_TO BE DONE_: Check each line of the material below, and copy it if it holds the string "color".

++++

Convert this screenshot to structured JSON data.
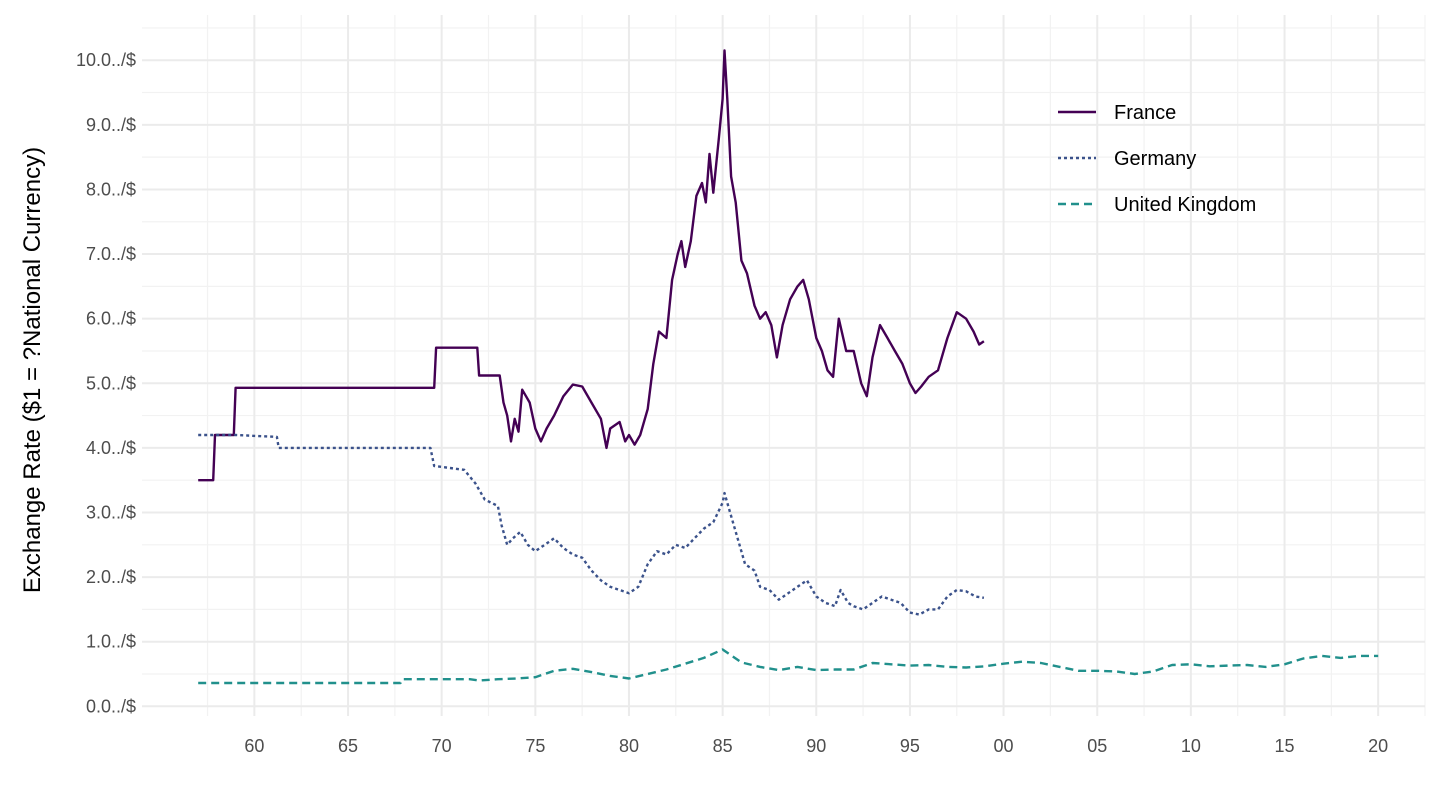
{
  "chart_data": {
    "type": "line",
    "title": "",
    "xlabel": "",
    "ylabel": "Exchange Rate ($1 = ?National Currency)",
    "xlim": [
      1954,
      2022.5
    ],
    "ylim": [
      -0.15,
      10.7
    ],
    "x_ticks": [
      {
        "value": 1960,
        "label": "60"
      },
      {
        "value": 1965,
        "label": "65"
      },
      {
        "value": 1970,
        "label": "70"
      },
      {
        "value": 1975,
        "label": "75"
      },
      {
        "value": 1980,
        "label": "80"
      },
      {
        "value": 1985,
        "label": "85"
      },
      {
        "value": 1990,
        "label": "90"
      },
      {
        "value": 1995,
        "label": "95"
      },
      {
        "value": 2000,
        "label": "00"
      },
      {
        "value": 2005,
        "label": "05"
      },
      {
        "value": 2010,
        "label": "10"
      },
      {
        "value": 2015,
        "label": "15"
      },
      {
        "value": 2020,
        "label": "20"
      }
    ],
    "y_ticks": [
      {
        "value": 0,
        "label": "0.0../$"
      },
      {
        "value": 1,
        "label": "1.0../$"
      },
      {
        "value": 2,
        "label": "2.0../$"
      },
      {
        "value": 3,
        "label": "3.0../$"
      },
      {
        "value": 4,
        "label": "4.0../$"
      },
      {
        "value": 5,
        "label": "5.0../$"
      },
      {
        "value": 6,
        "label": "6.0../$"
      },
      {
        "value": 7,
        "label": "7.0../$"
      },
      {
        "value": 8,
        "label": "8.0../$"
      },
      {
        "value": 9,
        "label": "9.0../$"
      },
      {
        "value": 10,
        "label": "10.0../$"
      }
    ],
    "grid": true,
    "legend_position": "top-right",
    "series": [
      {
        "name": "France",
        "color": "#440154",
        "dash": "solid",
        "points": [
          [
            1957,
            3.5
          ],
          [
            1957.8,
            3.5
          ],
          [
            1957.9,
            4.2
          ],
          [
            1958.9,
            4.2
          ],
          [
            1959,
            4.93
          ],
          [
            1969.6,
            4.93
          ],
          [
            1969.7,
            5.55
          ],
          [
            1971.9,
            5.55
          ],
          [
            1972,
            5.12
          ],
          [
            1973.1,
            5.12
          ],
          [
            1973.3,
            4.7
          ],
          [
            1973.5,
            4.5
          ],
          [
            1973.7,
            4.1
          ],
          [
            1973.9,
            4.45
          ],
          [
            1974.1,
            4.25
          ],
          [
            1974.3,
            4.9
          ],
          [
            1974.5,
            4.8
          ],
          [
            1974.7,
            4.7
          ],
          [
            1975,
            4.3
          ],
          [
            1975.3,
            4.1
          ],
          [
            1975.6,
            4.3
          ],
          [
            1976,
            4.5
          ],
          [
            1976.5,
            4.8
          ],
          [
            1977,
            4.98
          ],
          [
            1977.5,
            4.95
          ],
          [
            1978,
            4.7
          ],
          [
            1978.5,
            4.45
          ],
          [
            1978.8,
            4.0
          ],
          [
            1979,
            4.3
          ],
          [
            1979.5,
            4.4
          ],
          [
            1979.8,
            4.1
          ],
          [
            1980,
            4.2
          ],
          [
            1980.3,
            4.05
          ],
          [
            1980.6,
            4.2
          ],
          [
            1981,
            4.6
          ],
          [
            1981.3,
            5.3
          ],
          [
            1981.6,
            5.8
          ],
          [
            1982,
            5.7
          ],
          [
            1982.3,
            6.6
          ],
          [
            1982.6,
            7.0
          ],
          [
            1982.8,
            7.2
          ],
          [
            1983,
            6.8
          ],
          [
            1983.3,
            7.2
          ],
          [
            1983.6,
            7.9
          ],
          [
            1983.9,
            8.1
          ],
          [
            1984.1,
            7.8
          ],
          [
            1984.3,
            8.55
          ],
          [
            1984.5,
            7.95
          ],
          [
            1984.8,
            8.8
          ],
          [
            1985.0,
            9.4
          ],
          [
            1985.1,
            10.15
          ],
          [
            1985.25,
            9.4
          ],
          [
            1985.45,
            8.2
          ],
          [
            1985.7,
            7.8
          ],
          [
            1986.0,
            6.9
          ],
          [
            1986.3,
            6.7
          ],
          [
            1986.7,
            6.2
          ],
          [
            1987.0,
            6.0
          ],
          [
            1987.3,
            6.1
          ],
          [
            1987.6,
            5.9
          ],
          [
            1987.9,
            5.4
          ],
          [
            1988.2,
            5.9
          ],
          [
            1988.6,
            6.3
          ],
          [
            1989,
            6.5
          ],
          [
            1989.3,
            6.6
          ],
          [
            1989.6,
            6.3
          ],
          [
            1990,
            5.7
          ],
          [
            1990.3,
            5.5
          ],
          [
            1990.6,
            5.2
          ],
          [
            1990.9,
            5.1
          ],
          [
            1991.2,
            6.0
          ],
          [
            1991.6,
            5.5
          ],
          [
            1992,
            5.5
          ],
          [
            1992.4,
            5.0
          ],
          [
            1992.7,
            4.8
          ],
          [
            1993,
            5.4
          ],
          [
            1993.4,
            5.9
          ],
          [
            1993.8,
            5.7
          ],
          [
            1994.2,
            5.5
          ],
          [
            1994.6,
            5.3
          ],
          [
            1995,
            5.0
          ],
          [
            1995.3,
            4.85
          ],
          [
            1995.6,
            4.95
          ],
          [
            1996,
            5.1
          ],
          [
            1996.5,
            5.2
          ],
          [
            1997,
            5.7
          ],
          [
            1997.5,
            6.1
          ],
          [
            1998,
            6.0
          ],
          [
            1998.4,
            5.8
          ],
          [
            1998.7,
            5.6
          ],
          [
            1998.95,
            5.65
          ]
        ]
      },
      {
        "name": "Germany",
        "color": "#3b528b",
        "dash": "dotted",
        "points": [
          [
            1957,
            4.2
          ],
          [
            1959,
            4.2
          ],
          [
            1961.2,
            4.17
          ],
          [
            1961.3,
            4.0
          ],
          [
            1967.5,
            4.0
          ],
          [
            1969.4,
            4.0
          ],
          [
            1969.6,
            3.72
          ],
          [
            1971.2,
            3.66
          ],
          [
            1971.8,
            3.45
          ],
          [
            1972.3,
            3.2
          ],
          [
            1973,
            3.1
          ],
          [
            1973.2,
            2.8
          ],
          [
            1973.5,
            2.5
          ],
          [
            1973.8,
            2.6
          ],
          [
            1974.2,
            2.7
          ],
          [
            1974.6,
            2.5
          ],
          [
            1975,
            2.4
          ],
          [
            1975.5,
            2.5
          ],
          [
            1976,
            2.6
          ],
          [
            1976.5,
            2.45
          ],
          [
            1977,
            2.35
          ],
          [
            1977.5,
            2.3
          ],
          [
            1978,
            2.1
          ],
          [
            1978.5,
            1.95
          ],
          [
            1979,
            1.85
          ],
          [
            1979.5,
            1.8
          ],
          [
            1980,
            1.75
          ],
          [
            1980.5,
            1.85
          ],
          [
            1981,
            2.2
          ],
          [
            1981.5,
            2.4
          ],
          [
            1982,
            2.35
          ],
          [
            1982.5,
            2.5
          ],
          [
            1983,
            2.45
          ],
          [
            1983.5,
            2.6
          ],
          [
            1984,
            2.75
          ],
          [
            1984.5,
            2.85
          ],
          [
            1985.0,
            3.15
          ],
          [
            1985.1,
            3.3
          ],
          [
            1985.4,
            3.0
          ],
          [
            1985.8,
            2.6
          ],
          [
            1986.2,
            2.2
          ],
          [
            1986.7,
            2.1
          ],
          [
            1987,
            1.85
          ],
          [
            1987.5,
            1.8
          ],
          [
            1988,
            1.65
          ],
          [
            1988.5,
            1.75
          ],
          [
            1989,
            1.85
          ],
          [
            1989.5,
            1.95
          ],
          [
            1990,
            1.7
          ],
          [
            1990.5,
            1.6
          ],
          [
            1991,
            1.55
          ],
          [
            1991.3,
            1.8
          ],
          [
            1991.7,
            1.6
          ],
          [
            1992,
            1.55
          ],
          [
            1992.5,
            1.5
          ],
          [
            1993,
            1.6
          ],
          [
            1993.5,
            1.7
          ],
          [
            1994,
            1.65
          ],
          [
            1994.5,
            1.6
          ],
          [
            1995,
            1.45
          ],
          [
            1995.5,
            1.42
          ],
          [
            1996,
            1.5
          ],
          [
            1996.5,
            1.5
          ],
          [
            1997,
            1.7
          ],
          [
            1997.5,
            1.8
          ],
          [
            1998,
            1.78
          ],
          [
            1998.5,
            1.7
          ],
          [
            1998.95,
            1.68
          ]
        ]
      },
      {
        "name": "United Kingdom",
        "color": "#21908c",
        "dash": "dashed",
        "points": [
          [
            1957,
            0.36
          ],
          [
            1967.8,
            0.36
          ],
          [
            1967.9,
            0.42
          ],
          [
            1971.5,
            0.42
          ],
          [
            1972,
            0.4
          ],
          [
            1973,
            0.42
          ],
          [
            1974,
            0.43
          ],
          [
            1975,
            0.45
          ],
          [
            1976,
            0.55
          ],
          [
            1977,
            0.58
          ],
          [
            1978,
            0.53
          ],
          [
            1979,
            0.47
          ],
          [
            1980,
            0.43
          ],
          [
            1981,
            0.5
          ],
          [
            1982,
            0.57
          ],
          [
            1983,
            0.66
          ],
          [
            1984,
            0.75
          ],
          [
            1985,
            0.88
          ],
          [
            1986,
            0.68
          ],
          [
            1987,
            0.61
          ],
          [
            1988,
            0.56
          ],
          [
            1989,
            0.61
          ],
          [
            1990,
            0.56
          ],
          [
            1991,
            0.57
          ],
          [
            1992,
            0.57
          ],
          [
            1993,
            0.67
          ],
          [
            1994,
            0.65
          ],
          [
            1995,
            0.63
          ],
          [
            1996,
            0.64
          ],
          [
            1997,
            0.61
          ],
          [
            1998,
            0.6
          ],
          [
            1999,
            0.62
          ],
          [
            2000,
            0.66
          ],
          [
            2001,
            0.69
          ],
          [
            2002,
            0.67
          ],
          [
            2003,
            0.61
          ],
          [
            2004,
            0.55
          ],
          [
            2005,
            0.55
          ],
          [
            2006,
            0.54
          ],
          [
            2007,
            0.5
          ],
          [
            2008,
            0.54
          ],
          [
            2009,
            0.64
          ],
          [
            2010,
            0.65
          ],
          [
            2011,
            0.62
          ],
          [
            2012,
            0.63
          ],
          [
            2013,
            0.64
          ],
          [
            2014,
            0.61
          ],
          [
            2015,
            0.65
          ],
          [
            2016,
            0.74
          ],
          [
            2017,
            0.78
          ],
          [
            2018,
            0.75
          ],
          [
            2019,
            0.78
          ],
          [
            2020,
            0.78
          ]
        ]
      }
    ]
  }
}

++++

_THE OUTPUT_:
        "color": "#440154",
        "color": "#3b528b",
        "color": "#21908c",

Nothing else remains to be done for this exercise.